* _TASK OBJECTIVE_:
Your task is to reproduce the entries below word for word.

* _Records from a collection_:
• • •

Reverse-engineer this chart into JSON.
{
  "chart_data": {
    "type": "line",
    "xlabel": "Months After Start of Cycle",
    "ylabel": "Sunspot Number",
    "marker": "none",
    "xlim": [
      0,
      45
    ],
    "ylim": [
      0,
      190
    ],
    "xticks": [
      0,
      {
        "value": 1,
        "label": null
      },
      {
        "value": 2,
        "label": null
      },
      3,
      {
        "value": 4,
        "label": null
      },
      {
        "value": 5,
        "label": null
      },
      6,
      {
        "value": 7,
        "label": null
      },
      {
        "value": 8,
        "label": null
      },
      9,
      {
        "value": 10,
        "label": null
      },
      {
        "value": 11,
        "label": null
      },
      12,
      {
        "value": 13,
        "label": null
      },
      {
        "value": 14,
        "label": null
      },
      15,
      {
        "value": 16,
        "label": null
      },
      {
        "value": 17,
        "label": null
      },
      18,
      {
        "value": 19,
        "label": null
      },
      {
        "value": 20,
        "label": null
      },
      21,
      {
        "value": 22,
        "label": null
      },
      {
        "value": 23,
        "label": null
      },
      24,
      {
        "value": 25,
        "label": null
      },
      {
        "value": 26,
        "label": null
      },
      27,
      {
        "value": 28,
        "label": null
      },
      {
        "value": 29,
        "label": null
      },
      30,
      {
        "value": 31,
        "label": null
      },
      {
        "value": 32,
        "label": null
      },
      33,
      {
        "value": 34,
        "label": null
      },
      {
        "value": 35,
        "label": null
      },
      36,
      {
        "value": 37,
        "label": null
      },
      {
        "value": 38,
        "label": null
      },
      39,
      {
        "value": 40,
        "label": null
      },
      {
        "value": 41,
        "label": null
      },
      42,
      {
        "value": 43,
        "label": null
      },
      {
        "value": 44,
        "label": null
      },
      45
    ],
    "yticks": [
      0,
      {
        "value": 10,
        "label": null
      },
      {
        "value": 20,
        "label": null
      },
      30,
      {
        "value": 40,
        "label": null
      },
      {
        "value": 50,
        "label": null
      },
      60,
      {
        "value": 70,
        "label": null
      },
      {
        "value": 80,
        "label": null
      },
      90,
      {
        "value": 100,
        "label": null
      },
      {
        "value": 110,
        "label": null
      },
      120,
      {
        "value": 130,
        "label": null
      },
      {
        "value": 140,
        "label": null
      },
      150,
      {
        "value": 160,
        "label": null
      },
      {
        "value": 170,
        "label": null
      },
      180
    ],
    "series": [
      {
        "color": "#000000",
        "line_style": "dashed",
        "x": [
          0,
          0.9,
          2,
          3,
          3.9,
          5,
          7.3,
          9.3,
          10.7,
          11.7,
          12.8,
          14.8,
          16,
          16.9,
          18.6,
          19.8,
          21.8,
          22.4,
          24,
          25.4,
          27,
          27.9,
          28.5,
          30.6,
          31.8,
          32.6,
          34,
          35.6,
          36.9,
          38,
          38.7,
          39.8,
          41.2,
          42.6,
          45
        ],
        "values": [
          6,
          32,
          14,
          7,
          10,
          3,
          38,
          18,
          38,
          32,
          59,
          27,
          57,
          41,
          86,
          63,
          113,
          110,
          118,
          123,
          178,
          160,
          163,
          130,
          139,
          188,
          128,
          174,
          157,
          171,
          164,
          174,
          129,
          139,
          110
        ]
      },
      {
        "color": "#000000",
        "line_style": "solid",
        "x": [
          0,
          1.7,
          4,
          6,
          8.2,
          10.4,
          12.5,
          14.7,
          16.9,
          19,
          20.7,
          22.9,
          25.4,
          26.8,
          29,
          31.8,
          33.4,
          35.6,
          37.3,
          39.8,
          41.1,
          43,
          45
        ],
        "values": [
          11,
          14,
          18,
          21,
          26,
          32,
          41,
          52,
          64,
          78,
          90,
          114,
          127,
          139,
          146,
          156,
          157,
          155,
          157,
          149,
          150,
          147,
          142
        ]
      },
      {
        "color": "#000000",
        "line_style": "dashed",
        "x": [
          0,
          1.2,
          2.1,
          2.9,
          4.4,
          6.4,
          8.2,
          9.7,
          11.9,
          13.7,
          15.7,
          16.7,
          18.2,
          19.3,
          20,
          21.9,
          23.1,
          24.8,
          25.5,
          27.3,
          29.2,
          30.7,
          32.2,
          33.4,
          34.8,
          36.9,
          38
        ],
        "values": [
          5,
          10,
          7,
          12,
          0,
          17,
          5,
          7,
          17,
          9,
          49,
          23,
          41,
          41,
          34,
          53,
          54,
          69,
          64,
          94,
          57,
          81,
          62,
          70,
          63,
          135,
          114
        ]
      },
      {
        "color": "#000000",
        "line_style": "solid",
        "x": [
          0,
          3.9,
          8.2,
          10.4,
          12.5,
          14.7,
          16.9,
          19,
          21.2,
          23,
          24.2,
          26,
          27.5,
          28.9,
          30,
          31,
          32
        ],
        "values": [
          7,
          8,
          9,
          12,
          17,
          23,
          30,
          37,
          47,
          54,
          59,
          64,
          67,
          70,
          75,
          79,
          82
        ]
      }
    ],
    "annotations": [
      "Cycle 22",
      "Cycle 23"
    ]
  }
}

• • •

* _ANSWER BELOW_:
Reverse-engineer this chart into JSON.
{
  "chart_data": {
    "type": "line",
    "xlabel": "Months After Start of Cycle",
    "ylabel": "Sunspot Number",
    "marker": "none",
    "xlim": [
      0,
      45
    ],
    "ylim": [
      0,
      190
    ],
    "xticks": [
      0,
      {
        "value": 1,
        "label": null
      },
      {
        "value": 2,
        "label": null
      },
      3,
      {
        "value": 4,
        "label": null
      },
      {
        "value": 5,
        "label": null
      },
      6,
      {
        "value": 7,
        "label": null
      },
      {
        "value": 8,
        "label": null
      },
      9,
      {
        "value": 10,
        "label": null
      },
      {
        "value": 11,
        "label": null
      },
      12,
      {
        "value": 13,
        "label": null
      },
      {
        "value": 14,
        "label": null
      },
      15,
      {
        "value": 16,
        "label": null
      },
      {
        "value": 17,
        "label": null
      },
      18,
      {
        "value": 19,
        "label": null
      },
      {
        "value": 20,
        "label": null
      },
      21,
      {
        "value": 22,
        "label": null
      },
      {
        "value": 23,
        "label": null
      },
      24,
      {
        "value": 25,
        "label": null
      },
      {
        "value": 26,
        "label": null
      },
      27,
      {
        "value": 28,
        "label": null
      },
      {
        "value": 29,
        "label": null
      },
      30,
      {
        "value": 31,
        "label": null
      },
      {
        "value": 32,
        "label": null
      },
      33,
      {
        "value": 34,
        "label": null
      },
      {
        "value": 35,
        "label": null
      },
      36,
      {
        "value": 37,
        "label": null
      },
      {
        "value": 38,
        "label": null
      },
      39,
      {
        "value": 40,
        "label": null
      },
      {
        "value": 41,
        "label": null
      },
      42,
      {
        "value": 43,
        "label": null
      },
      {
        "value": 44,
        "label": null
      },
      45
    ],
    "yticks": [
      0,
      {
        "value": 10,
        "label": null
      },
      {
        "value": 20,
        "label": null
      },
      30,
      {
        "value": 40,
        "label": null
      },
      {
        "value": 50,
        "label": null
      },
      60,
      {
        "value": 70,
        "label": null
      },
      {
        "value": 80,
        "label": null
      },
      90,
      {
        "value": 100,
        "label": null
      },
      {
        "value": 110,
        "label": null
      },
      120,
      {
        "value": 130,
        "label": null
      },
      {
        "value": 140,
        "label": null
      },
      150,
      {
        "value": 160,
        "label": null
      },
      {
        "value": 170,
        "label": null
      },
      180
    ],
    "series": [
      {
        "color": "#000000",
        "line_style": "dashed",
        "x": [
          0,
          0.9,
          2,
          3,
          3.9,
          5,
          7.3,
          9.3,
          10.7,
          11.7,
          12.8,
          14.8,
          16,
          16.9,
          18.6,
          19.8,
          21.8,
          22.4,
          24,
          25.4,
          27,
          27.9,
          28.5,
          30.6,
          31.8,
          32.6,
          34,
          35.6,
          36.9,
          38,
          38.7,
          39.8,
          41.2,
          42.6,
          45
        ],
        "values": [
          6,
          32,
          14,
          7,
          10,
          3,
          38,
          18,
          38,
          32,
          59,
          27,
          57,
          41,
          86,
          63,
          113,
          110,
          118,
          123,
          178,
          160,
          163,
          130,
          139,
          188,
          128,
          174,
          157,
          171,
          164,
          174,
          129,
          139,
          110
        ]
      },
      {
        "color": "#000000",
        "line_style": "solid",
        "x": [
          0,
          1.7,
          4,
          6,
          8.2,
          10.4,
          12.5,
          14.7,
          16.9,
          19,
          20.7,
          22.9,
          25.4,
          26.8,
          29,
          31.8,
          33.4,
          35.6,
          37.3,
          39.8,
          41.1,
          43,
          45
        ],
        "values": [
          11,
          14,
          18,
          21,
          26,
          32,
          41,
          52,
          64,
          78,
          90,
          114,
          127,
          139,
          146,
          156,
          157,
          155,
          157,
          149,
          150,
          147,
          142
        ]
      },
      {
        "color": "#000000",
        "line_style": "dashed",
        "x": [
          0,
          1.2,
          2.1,
          2.9,
          4.4,
          6.4,
          8.2,
          9.7,
          11.9,
          13.7,
          15.7,
          16.7,
          18.2,
          19.3,
          20,
          21.9,
          23.1,
          24.8,
          25.5,
          27.3,
          29.2,
          30.7,
          32.2,
          33.4,
          34.8,
          36.9,
          38
        ],
        "values": [
          5,
          10,
          7,
          12,
          0,
          17,
          5,
          7,
          17,
          9,
          49,
          23,
          41,
          41,
          34,
          53,
          54,
          69,
          64,
          94,
          57,
          81,
          62,
          70,
          63,
          135,
          114
        ]
      },
      {
        "color": "#000000",
        "line_style": "solid",
        "x": [
          0,
          3.9,
          8.2,
          10.4,
          12.5,
          14.7,
          16.9,
          19,
          21.2,
          23,
          24.2,
          26,
          27.5,
          28.9,
          30,
          31,
          32
        ],
        "values": [
          7,
          8,
          9,
          12,
          17,
          23,
          30,
          37,
          47,
          54,
          59,
          64,
          67,
          70,
          75,
          79,
          82
        ]
      }
    ],
    "annotations": [
      "Cycle 22",
      "Cycle 23"
    ]
  }
}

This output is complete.